## SET TASK
Gather every line that includes the word "selection", please.
START
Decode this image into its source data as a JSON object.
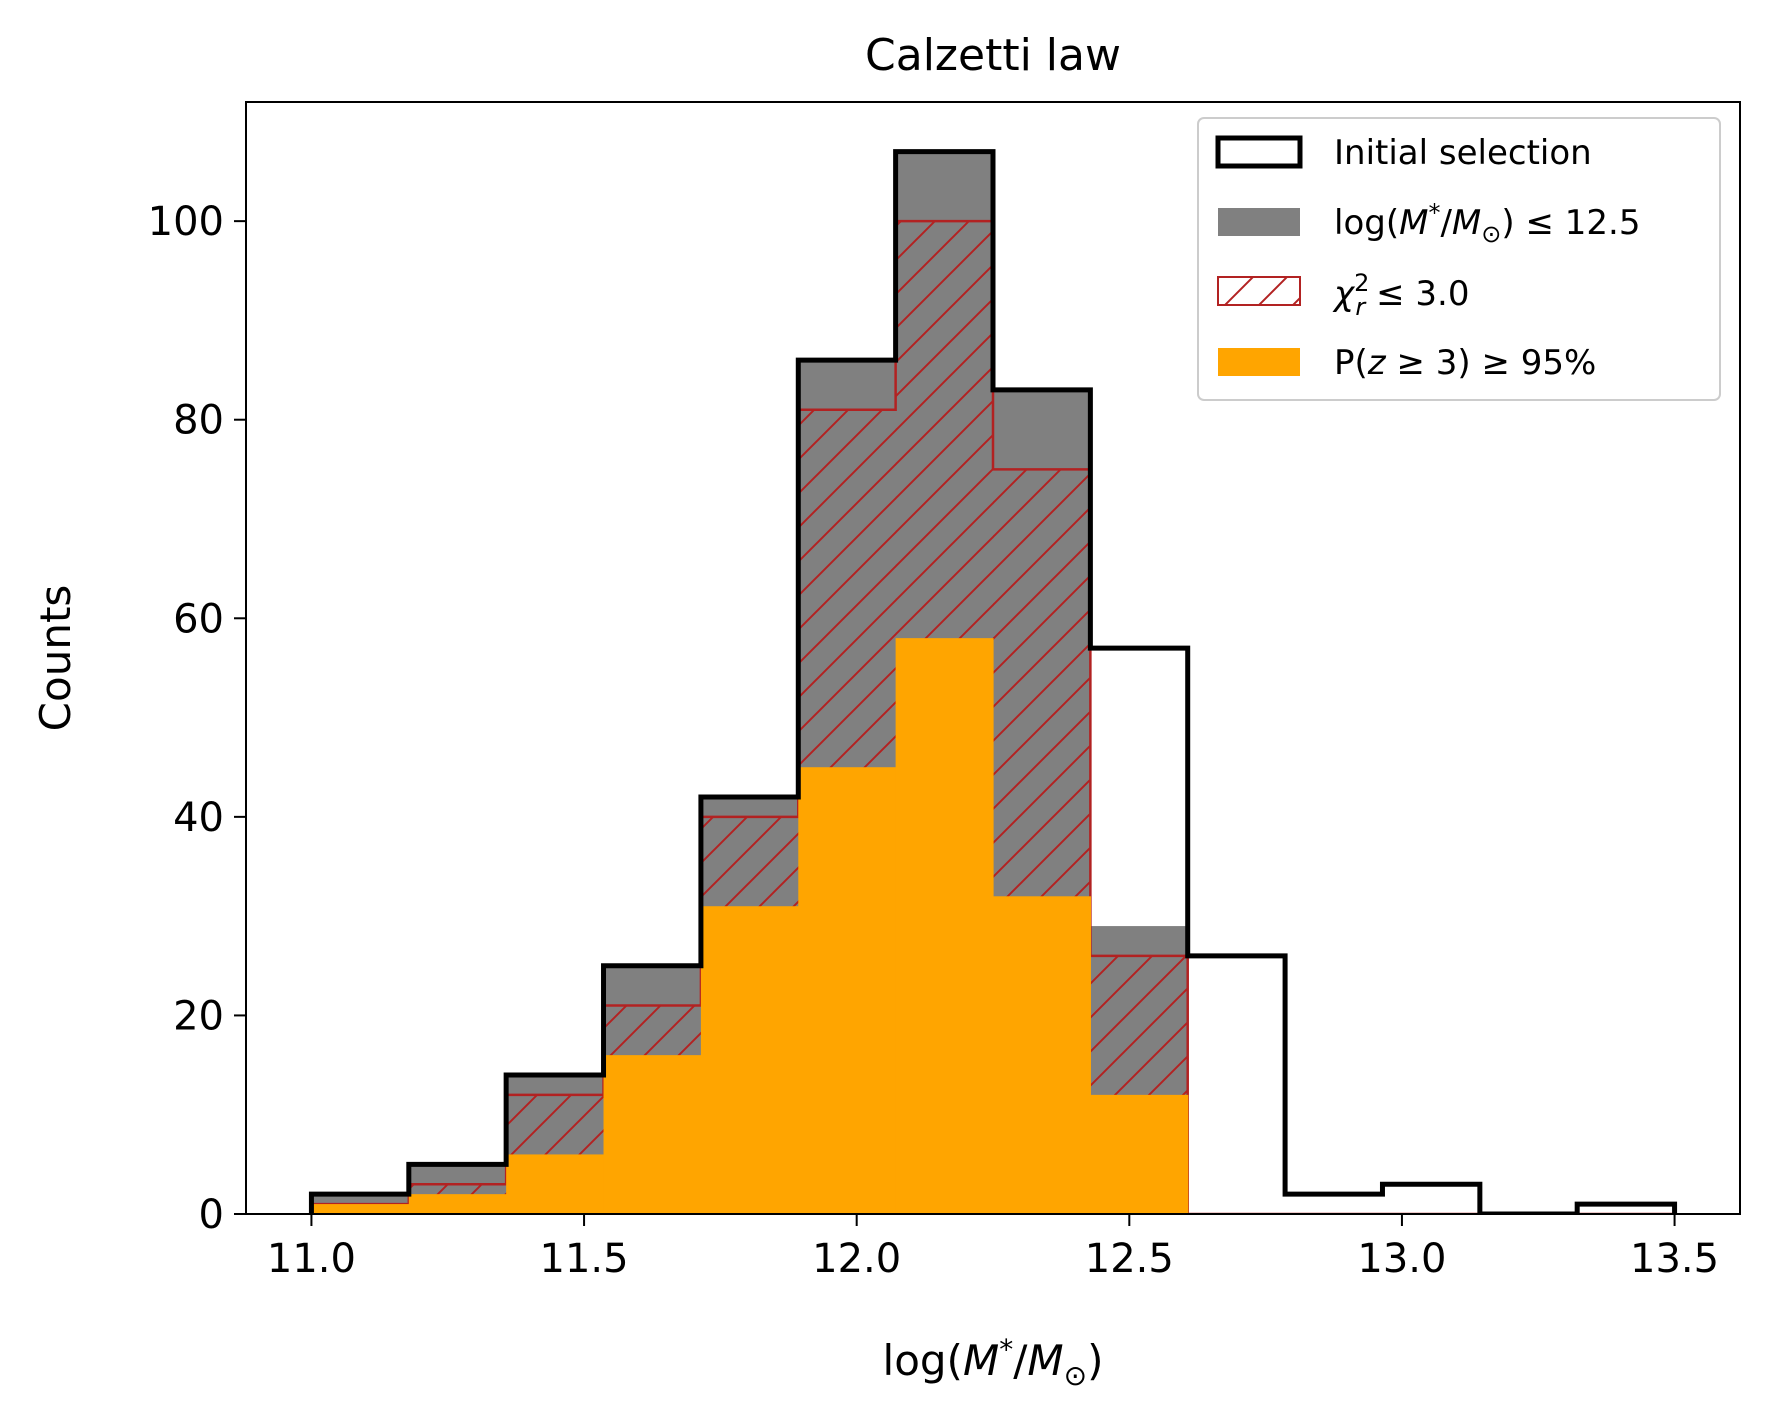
{
  "chart_data": {
    "type": "histogram",
    "title": "Calzetti law",
    "xlabel": "log(M*/M⊙)",
    "ylabel": "Counts",
    "xlim": [
      10.88,
      13.62
    ],
    "ylim": [
      0,
      112
    ],
    "xticks": [
      11.0,
      11.5,
      12.0,
      12.5,
      13.0,
      13.5
    ],
    "xtick_labels": [
      "11.0",
      "11.5",
      "12.0",
      "12.5",
      "13.0",
      "13.5"
    ],
    "yticks": [
      0,
      20,
      40,
      60,
      80,
      100
    ],
    "ytick_labels": [
      "0",
      "20",
      "40",
      "60",
      "80",
      "100"
    ],
    "bin_edges": [
      11.0,
      11.1786,
      11.3571,
      11.5357,
      11.7143,
      11.8929,
      12.0714,
      12.25,
      12.4286,
      12.6071,
      12.7857,
      12.9643,
      13.1429,
      13.3214,
      13.5
    ],
    "series": [
      {
        "name": "Initial selection",
        "style": "step",
        "color": "#000000",
        "values": [
          2,
          5,
          14,
          25,
          42,
          86,
          107,
          83,
          57,
          26,
          2,
          3,
          0,
          1
        ]
      },
      {
        "name": "log(M*/M⊙) ≤ 12.5",
        "style": "filled",
        "color": "#808080",
        "values": [
          2,
          5,
          14,
          25,
          42,
          86,
          107,
          83,
          29,
          0,
          0,
          0,
          0,
          0
        ]
      },
      {
        "name": "χ²r ≤ 3.0",
        "style": "hatched",
        "color": "#b22222",
        "values": [
          1,
          3,
          12,
          21,
          40,
          81,
          100,
          75,
          26,
          0,
          0,
          0,
          0,
          0
        ]
      },
      {
        "name": "P(z ≥ 3) ≥ 95%",
        "style": "filled",
        "color": "#ffa500",
        "values": [
          1,
          2,
          6,
          16,
          31,
          45,
          58,
          32,
          12,
          0,
          0,
          0,
          0,
          0
        ]
      }
    ],
    "legend": {
      "location": "top-right",
      "entries": [
        {
          "text": "Initial selection"
        },
        {
          "text": "log(M*/M⊙) ≤ 12.5"
        },
        {
          "text": "χ²r ≤ 3.0"
        },
        {
          "text": "P(z ≥ 3) ≥ 95%"
        }
      ]
    }
  }
}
END
## RESULT OF THIS TASK
        "name": "Initial selection",
          "text": "Initial selection"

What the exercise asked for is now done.